• _What you have to do_: Set down each entry from the block beneath, exactly as written.

------------

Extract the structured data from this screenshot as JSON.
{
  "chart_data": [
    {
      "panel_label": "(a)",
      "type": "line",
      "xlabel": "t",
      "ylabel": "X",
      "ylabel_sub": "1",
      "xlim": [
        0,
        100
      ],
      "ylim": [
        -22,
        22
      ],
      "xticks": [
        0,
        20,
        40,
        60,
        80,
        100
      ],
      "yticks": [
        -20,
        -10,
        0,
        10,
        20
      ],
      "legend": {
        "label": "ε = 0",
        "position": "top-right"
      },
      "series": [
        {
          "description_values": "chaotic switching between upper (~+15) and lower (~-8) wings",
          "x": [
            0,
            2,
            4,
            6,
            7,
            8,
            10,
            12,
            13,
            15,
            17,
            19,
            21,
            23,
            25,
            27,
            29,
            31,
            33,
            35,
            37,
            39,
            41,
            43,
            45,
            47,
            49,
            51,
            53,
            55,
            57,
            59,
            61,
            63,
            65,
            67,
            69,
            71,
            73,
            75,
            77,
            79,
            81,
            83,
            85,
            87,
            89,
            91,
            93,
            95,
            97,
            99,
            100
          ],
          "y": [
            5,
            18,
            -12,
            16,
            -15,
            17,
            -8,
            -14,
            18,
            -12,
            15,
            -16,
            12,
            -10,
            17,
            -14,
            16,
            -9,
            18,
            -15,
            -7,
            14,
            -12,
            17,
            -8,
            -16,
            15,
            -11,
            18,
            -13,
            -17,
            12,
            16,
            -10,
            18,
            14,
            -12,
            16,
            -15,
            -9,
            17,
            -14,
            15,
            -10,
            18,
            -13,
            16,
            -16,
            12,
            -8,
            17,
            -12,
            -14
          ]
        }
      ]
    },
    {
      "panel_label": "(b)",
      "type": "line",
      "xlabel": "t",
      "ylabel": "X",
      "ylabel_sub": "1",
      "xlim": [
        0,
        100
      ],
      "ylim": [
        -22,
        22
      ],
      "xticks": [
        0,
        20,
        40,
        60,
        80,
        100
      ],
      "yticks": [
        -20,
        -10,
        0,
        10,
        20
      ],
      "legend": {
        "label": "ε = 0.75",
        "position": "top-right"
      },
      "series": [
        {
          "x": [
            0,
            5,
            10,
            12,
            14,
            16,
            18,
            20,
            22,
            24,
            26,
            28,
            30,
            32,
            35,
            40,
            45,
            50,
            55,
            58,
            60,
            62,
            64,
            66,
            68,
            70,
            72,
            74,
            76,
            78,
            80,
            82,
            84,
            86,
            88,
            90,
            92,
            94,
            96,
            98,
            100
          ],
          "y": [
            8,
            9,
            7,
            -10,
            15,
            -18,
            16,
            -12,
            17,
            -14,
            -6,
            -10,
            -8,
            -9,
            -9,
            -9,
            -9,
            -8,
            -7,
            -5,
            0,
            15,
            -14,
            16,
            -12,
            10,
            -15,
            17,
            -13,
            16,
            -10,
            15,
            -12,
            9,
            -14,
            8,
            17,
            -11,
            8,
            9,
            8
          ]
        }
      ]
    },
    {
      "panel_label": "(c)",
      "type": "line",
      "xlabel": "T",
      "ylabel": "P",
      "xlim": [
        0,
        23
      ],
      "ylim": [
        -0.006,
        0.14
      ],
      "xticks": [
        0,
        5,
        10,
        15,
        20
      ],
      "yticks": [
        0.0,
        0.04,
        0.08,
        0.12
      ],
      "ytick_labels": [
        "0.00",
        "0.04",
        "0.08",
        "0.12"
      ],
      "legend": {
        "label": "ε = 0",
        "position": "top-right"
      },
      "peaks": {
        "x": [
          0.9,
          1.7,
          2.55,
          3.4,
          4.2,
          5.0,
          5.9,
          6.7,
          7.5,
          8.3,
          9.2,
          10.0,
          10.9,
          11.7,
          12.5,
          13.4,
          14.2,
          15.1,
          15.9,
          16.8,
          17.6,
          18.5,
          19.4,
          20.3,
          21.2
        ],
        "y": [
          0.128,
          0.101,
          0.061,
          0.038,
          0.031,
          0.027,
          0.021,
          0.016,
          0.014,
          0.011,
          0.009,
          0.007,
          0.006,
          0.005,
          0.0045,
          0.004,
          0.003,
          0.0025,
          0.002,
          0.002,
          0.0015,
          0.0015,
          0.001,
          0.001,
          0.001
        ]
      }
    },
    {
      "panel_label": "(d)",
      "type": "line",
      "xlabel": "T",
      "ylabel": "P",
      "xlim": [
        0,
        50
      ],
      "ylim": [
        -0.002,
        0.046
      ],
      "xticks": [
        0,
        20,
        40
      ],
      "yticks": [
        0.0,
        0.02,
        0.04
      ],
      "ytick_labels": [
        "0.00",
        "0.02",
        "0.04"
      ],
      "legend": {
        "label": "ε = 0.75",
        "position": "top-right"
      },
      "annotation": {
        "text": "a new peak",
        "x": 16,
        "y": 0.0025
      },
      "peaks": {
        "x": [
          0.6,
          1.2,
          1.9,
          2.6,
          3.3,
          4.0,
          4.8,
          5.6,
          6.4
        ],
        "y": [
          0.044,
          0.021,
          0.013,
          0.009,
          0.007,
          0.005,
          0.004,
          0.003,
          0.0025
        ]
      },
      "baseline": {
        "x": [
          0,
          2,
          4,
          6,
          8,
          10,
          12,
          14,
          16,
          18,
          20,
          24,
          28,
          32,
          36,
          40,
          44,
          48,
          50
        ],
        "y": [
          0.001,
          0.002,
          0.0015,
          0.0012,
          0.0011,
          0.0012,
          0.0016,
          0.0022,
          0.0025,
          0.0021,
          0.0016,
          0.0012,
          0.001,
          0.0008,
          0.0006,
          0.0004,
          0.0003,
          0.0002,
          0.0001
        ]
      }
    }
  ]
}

------------

• _Solution to the problem_:
Extract the structured data from this screenshot as JSON.
{
  "chart_data": [
    {
      "panel_label": "(a)",
      "type": "line",
      "xlabel": "t",
      "ylabel": "X",
      "ylabel_sub": "1",
      "xlim": [
        0,
        100
      ],
      "ylim": [
        -22,
        22
      ],
      "xticks": [
        0,
        20,
        40,
        60,
        80,
        100
      ],
      "yticks": [
        -20,
        -10,
        0,
        10,
        20
      ],
      "legend": {
        "label": "ε = 0",
        "position": "top-right"
      },
      "series": [
        {
          "description_values": "chaotic switching between upper (~+15) and lower (~-8) wings",
          "x": [
            0,
            2,
            4,
            6,
            7,
            8,
            10,
            12,
            13,
            15,
            17,
            19,
            21,
            23,
            25,
            27,
            29,
            31,
            33,
            35,
            37,
            39,
            41,
            43,
            45,
            47,
            49,
            51,
            53,
            55,
            57,
            59,
            61,
            63,
            65,
            67,
            69,
            71,
            73,
            75,
            77,
            79,
            81,
            83,
            85,
            87,
            89,
            91,
            93,
            95,
            97,
            99,
            100
          ],
          "y": [
            5,
            18,
            -12,
            16,
            -15,
            17,
            -8,
            -14,
            18,
            -12,
            15,
            -16,
            12,
            -10,
            17,
            -14,
            16,
            -9,
            18,
            -15,
            -7,
            14,
            -12,
            17,
            -8,
            -16,
            15,
            -11,
            18,
            -13,
            -17,
            12,
            16,
            -10,
            18,
            14,
            -12,
            16,
            -15,
            -9,
            17,
            -14,
            15,
            -10,
            18,
            -13,
            16,
            -16,
            12,
            -8,
            17,
            -12,
            -14
          ]
        }
      ]
    },
    {
      "panel_label": "(b)",
      "type": "line",
      "xlabel": "t",
      "ylabel": "X",
      "ylabel_sub": "1",
      "xlim": [
        0,
        100
      ],
      "ylim": [
        -22,
        22
      ],
      "xticks": [
        0,
        20,
        40,
        60,
        80,
        100
      ],
      "yticks": [
        -20,
        -10,
        0,
        10,
        20
      ],
      "legend": {
        "label": "ε = 0.75",
        "position": "top-right"
      },
      "series": [
        {
          "x": [
            0,
            5,
            10,
            12,
            14,
            16,
            18,
            20,
            22,
            24,
            26,
            28,
            30,
            32,
            35,
            40,
            45,
            50,
            55,
            58,
            60,
            62,
            64,
            66,
            68,
            70,
            72,
            74,
            76,
            78,
            80,
            82,
            84,
            86,
            88,
            90,
            92,
            94,
            96,
            98,
            100
          ],
          "y": [
            8,
            9,
            7,
            -10,
            15,
            -18,
            16,
            -12,
            17,
            -14,
            -6,
            -10,
            -8,
            -9,
            -9,
            -9,
            -9,
            -8,
            -7,
            -5,
            0,
            15,
            -14,
            16,
            -12,
            10,
            -15,
            17,
            -13,
            16,
            -10,
            15,
            -12,
            9,
            -14,
            8,
            17,
            -11,
            8,
            9,
            8
          ]
        }
      ]
    },
    {
      "panel_label": "(c)",
      "type": "line",
      "xlabel": "T",
      "ylabel": "P",
      "xlim": [
        0,
        23
      ],
      "ylim": [
        -0.006,
        0.14
      ],
      "xticks": [
        0,
        5,
        10,
        15,
        20
      ],
      "yticks": [
        0.0,
        0.04,
        0.08,
        0.12
      ],
      "ytick_labels": [
        "0.00",
        "0.04",
        "0.08",
        "0.12"
      ],
      "legend": {
        "label": "ε = 0",
        "position": "top-right"
      },
      "peaks": {
        "x": [
          0.9,
          1.7,
          2.55,
          3.4,
          4.2,
          5.0,
          5.9,
          6.7,
          7.5,
          8.3,
          9.2,
          10.0,
          10.9,
          11.7,
          12.5,
          13.4,
          14.2,
          15.1,
          15.9,
          16.8,
          17.6,
          18.5,
          19.4,
          20.3,
          21.2
        ],
        "y": [
          0.128,
          0.101,
          0.061,
          0.038,
          0.031,
          0.027,
          0.021,
          0.016,
          0.014,
          0.011,
          0.009,
          0.007,
          0.006,
          0.005,
          0.0045,
          0.004,
          0.003,
          0.0025,
          0.002,
          0.002,
          0.0015,
          0.0015,
          0.001,
          0.001,
          0.001
        ]
      }
    },
    {
      "panel_label": "(d)",
      "type": "line",
      "xlabel": "T",
      "ylabel": "P",
      "xlim": [
        0,
        50
      ],
      "ylim": [
        -0.002,
        0.046
      ],
      "xticks": [
        0,
        20,
        40
      ],
      "yticks": [
        0.0,
        0.02,
        0.04
      ],
      "ytick_labels": [
        "0.00",
        "0.02",
        "0.04"
      ],
      "legend": {
        "label": "ε = 0.75",
        "position": "top-right"
      },
      "annotation": {
        "text": "a new peak",
        "x": 16,
        "y": 0.0025
      },
      "peaks": {
        "x": [
          0.6,
          1.2,
          1.9,
          2.6,
          3.3,
          4.0,
          4.8,
          5.6,
          6.4
        ],
        "y": [
          0.044,
          0.021,
          0.013,
          0.009,
          0.007,
          0.005,
          0.004,
          0.003,
          0.0025
        ]
      },
      "baseline": {
        "x": [
          0,
          2,
          4,
          6,
          8,
          10,
          12,
          14,
          16,
          18,
          20,
          24,
          28,
          32,
          36,
          40,
          44,
          48,
          50
        ],
        "y": [
          0.001,
          0.002,
          0.0015,
          0.0012,
          0.0011,
          0.0012,
          0.0016,
          0.0022,
          0.0025,
          0.0021,
          0.0016,
          0.0012,
          0.001,
          0.0008,
          0.0006,
          0.0004,
          0.0003,
          0.0002,
          0.0001
        ]
      }
    }
  ]
}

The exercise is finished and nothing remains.